◆ **Aim of the task**: Tally the lines holding "Habicht" and state only that figure.

— begin Records supplied —

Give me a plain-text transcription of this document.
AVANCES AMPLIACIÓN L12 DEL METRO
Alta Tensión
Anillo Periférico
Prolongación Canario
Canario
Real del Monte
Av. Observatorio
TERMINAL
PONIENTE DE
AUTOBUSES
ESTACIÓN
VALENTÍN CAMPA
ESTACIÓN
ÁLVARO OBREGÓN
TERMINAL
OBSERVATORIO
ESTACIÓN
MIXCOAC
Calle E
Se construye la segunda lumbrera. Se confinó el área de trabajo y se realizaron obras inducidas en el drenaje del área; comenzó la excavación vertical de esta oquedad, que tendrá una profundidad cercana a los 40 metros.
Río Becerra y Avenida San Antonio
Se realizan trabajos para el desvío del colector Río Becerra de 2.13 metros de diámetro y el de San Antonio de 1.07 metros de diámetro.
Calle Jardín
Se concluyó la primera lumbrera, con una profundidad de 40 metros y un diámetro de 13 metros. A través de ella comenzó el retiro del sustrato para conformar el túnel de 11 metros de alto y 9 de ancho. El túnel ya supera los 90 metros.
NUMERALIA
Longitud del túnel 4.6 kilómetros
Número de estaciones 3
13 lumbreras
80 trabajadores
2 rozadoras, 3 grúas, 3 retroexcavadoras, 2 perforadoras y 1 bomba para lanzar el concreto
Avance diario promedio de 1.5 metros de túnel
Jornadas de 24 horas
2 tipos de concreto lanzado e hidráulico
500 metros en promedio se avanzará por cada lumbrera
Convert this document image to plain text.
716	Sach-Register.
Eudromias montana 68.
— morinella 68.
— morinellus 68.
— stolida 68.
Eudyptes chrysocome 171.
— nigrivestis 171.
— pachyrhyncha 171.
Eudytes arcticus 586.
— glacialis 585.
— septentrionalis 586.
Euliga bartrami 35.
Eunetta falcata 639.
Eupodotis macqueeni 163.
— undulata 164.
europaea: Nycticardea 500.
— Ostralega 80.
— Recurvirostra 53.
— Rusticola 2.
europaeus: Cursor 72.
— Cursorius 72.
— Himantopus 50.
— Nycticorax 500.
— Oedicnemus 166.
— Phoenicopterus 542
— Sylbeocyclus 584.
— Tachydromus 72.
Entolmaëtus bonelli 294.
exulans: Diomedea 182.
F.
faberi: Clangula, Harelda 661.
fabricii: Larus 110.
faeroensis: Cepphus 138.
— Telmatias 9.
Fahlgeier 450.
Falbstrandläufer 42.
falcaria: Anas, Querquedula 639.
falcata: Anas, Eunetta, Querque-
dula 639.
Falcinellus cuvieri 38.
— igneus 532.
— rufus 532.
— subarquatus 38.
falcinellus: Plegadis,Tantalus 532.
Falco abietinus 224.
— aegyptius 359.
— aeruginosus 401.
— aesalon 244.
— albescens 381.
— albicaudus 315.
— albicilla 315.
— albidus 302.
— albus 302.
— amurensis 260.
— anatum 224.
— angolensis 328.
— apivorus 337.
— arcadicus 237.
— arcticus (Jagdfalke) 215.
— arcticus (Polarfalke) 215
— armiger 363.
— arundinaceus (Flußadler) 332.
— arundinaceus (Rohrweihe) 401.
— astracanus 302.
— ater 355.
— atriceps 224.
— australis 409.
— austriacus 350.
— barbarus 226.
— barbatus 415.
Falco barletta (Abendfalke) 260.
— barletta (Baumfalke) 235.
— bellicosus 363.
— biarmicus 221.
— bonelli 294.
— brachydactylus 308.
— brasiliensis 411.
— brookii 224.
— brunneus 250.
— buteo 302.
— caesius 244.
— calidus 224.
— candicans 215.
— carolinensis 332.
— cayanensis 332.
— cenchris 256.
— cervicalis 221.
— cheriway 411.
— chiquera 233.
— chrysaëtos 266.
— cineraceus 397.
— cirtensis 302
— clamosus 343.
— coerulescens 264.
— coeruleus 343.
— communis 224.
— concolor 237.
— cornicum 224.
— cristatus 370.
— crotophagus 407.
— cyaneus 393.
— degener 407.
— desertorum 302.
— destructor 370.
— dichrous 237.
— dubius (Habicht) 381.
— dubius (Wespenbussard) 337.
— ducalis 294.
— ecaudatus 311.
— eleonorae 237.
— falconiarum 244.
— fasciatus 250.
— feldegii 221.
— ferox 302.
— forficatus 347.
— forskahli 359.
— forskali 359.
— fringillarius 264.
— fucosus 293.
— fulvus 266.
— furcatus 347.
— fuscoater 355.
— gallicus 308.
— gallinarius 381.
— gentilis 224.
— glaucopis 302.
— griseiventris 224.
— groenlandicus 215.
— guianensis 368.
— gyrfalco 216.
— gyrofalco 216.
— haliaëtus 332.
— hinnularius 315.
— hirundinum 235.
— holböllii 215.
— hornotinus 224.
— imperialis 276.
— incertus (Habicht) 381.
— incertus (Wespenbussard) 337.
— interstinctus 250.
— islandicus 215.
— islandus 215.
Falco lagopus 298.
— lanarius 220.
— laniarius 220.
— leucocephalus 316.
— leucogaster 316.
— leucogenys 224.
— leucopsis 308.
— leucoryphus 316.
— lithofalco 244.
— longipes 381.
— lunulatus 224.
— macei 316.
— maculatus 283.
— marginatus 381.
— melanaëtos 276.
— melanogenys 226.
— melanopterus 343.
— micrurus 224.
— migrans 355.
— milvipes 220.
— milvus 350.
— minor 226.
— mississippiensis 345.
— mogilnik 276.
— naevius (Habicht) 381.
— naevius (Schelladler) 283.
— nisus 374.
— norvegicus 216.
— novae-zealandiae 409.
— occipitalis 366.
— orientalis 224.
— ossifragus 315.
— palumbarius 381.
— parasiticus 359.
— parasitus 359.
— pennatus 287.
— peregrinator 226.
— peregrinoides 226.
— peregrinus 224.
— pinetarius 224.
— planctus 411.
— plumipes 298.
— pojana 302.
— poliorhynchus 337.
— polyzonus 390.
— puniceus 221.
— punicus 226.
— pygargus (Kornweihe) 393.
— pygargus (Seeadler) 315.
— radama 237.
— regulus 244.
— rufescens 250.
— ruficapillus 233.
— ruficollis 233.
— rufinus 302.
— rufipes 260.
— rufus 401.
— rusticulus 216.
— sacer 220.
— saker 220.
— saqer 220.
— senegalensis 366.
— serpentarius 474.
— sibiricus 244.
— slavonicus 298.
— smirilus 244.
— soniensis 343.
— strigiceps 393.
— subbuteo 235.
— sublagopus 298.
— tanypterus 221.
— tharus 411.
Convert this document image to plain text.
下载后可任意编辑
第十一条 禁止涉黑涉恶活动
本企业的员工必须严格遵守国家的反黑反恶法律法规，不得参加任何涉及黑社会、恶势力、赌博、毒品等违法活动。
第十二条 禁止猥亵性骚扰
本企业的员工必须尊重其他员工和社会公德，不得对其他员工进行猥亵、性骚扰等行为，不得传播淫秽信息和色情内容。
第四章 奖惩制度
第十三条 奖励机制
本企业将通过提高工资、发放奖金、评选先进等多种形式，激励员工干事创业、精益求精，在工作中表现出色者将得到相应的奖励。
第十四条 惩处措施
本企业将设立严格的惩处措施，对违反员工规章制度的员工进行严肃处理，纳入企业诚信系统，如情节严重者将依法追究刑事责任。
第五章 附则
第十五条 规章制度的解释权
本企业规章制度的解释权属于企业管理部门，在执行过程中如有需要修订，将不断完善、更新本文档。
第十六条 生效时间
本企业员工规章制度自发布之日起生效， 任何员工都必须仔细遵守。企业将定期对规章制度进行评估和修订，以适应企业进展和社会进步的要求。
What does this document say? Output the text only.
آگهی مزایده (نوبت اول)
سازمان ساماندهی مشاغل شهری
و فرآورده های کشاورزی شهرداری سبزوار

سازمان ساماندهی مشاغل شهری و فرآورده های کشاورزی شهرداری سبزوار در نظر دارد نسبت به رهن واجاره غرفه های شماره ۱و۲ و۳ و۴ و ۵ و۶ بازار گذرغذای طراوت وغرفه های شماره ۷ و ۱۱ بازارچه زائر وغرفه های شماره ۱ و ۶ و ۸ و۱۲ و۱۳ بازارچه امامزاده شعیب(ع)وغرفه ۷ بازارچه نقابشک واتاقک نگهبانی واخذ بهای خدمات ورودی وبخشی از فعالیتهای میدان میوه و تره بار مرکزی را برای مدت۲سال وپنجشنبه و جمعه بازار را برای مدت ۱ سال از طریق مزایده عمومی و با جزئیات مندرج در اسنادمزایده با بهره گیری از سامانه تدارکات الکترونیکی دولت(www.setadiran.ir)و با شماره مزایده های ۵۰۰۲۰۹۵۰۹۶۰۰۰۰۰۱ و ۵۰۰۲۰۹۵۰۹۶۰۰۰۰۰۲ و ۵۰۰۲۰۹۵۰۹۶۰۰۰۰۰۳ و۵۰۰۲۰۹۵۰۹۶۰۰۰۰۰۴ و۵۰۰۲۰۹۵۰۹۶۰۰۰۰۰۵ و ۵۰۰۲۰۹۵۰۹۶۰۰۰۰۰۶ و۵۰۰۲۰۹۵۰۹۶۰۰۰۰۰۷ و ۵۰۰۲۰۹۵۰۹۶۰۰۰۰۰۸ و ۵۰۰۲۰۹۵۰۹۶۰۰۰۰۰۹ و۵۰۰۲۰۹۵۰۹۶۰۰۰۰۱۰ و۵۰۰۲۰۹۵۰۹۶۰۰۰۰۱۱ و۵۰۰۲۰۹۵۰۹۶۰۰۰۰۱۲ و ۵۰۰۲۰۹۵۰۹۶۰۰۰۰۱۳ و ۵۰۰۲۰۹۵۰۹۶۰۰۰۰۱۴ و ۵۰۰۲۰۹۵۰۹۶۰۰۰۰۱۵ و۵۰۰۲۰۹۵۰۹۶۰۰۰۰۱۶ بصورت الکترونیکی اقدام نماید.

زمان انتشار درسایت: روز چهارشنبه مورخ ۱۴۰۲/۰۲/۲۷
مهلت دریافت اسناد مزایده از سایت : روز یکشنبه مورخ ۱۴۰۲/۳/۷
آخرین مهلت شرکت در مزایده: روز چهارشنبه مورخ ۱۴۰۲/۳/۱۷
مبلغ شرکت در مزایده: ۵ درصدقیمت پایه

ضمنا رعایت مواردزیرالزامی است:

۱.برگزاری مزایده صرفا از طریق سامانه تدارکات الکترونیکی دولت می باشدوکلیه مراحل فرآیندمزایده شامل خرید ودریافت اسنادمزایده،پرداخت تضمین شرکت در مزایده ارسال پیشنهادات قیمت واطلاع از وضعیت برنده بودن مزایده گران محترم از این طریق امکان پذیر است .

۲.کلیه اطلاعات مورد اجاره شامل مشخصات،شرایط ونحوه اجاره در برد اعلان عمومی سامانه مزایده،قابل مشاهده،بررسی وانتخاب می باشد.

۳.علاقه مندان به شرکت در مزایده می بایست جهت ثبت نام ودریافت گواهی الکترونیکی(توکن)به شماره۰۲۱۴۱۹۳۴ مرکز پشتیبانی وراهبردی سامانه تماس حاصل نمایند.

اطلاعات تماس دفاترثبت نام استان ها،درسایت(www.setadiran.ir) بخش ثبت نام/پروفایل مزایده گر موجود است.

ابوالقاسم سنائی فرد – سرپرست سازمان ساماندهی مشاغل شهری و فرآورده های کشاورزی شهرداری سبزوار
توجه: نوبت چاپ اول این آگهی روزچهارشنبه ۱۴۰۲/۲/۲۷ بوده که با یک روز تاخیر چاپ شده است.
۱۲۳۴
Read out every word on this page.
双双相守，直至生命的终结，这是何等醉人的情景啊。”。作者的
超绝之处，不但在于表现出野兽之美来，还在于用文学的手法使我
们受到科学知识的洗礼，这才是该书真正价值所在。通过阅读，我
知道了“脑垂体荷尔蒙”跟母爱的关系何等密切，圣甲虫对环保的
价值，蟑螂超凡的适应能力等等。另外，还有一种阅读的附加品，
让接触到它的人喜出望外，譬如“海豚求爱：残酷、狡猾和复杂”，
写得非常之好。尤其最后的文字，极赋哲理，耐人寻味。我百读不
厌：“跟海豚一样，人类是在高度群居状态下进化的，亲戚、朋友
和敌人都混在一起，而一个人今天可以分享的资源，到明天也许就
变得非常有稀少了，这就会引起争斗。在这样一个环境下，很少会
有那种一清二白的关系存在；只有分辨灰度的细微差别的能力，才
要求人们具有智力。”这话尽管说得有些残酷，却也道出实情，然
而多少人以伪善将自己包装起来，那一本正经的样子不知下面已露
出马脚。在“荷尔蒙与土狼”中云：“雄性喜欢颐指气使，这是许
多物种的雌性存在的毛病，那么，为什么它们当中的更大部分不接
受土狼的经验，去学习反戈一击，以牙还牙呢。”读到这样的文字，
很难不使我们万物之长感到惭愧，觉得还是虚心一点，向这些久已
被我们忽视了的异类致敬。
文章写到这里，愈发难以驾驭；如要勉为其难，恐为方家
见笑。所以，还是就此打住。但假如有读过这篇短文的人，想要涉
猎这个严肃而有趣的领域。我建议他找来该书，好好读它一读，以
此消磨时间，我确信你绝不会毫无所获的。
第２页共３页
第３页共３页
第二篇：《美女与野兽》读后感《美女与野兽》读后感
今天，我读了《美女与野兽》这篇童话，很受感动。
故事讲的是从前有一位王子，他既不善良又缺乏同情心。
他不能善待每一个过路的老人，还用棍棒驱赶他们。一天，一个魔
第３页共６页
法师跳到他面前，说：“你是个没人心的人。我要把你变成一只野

— end Records supplied —

◆ **Correct result**: 3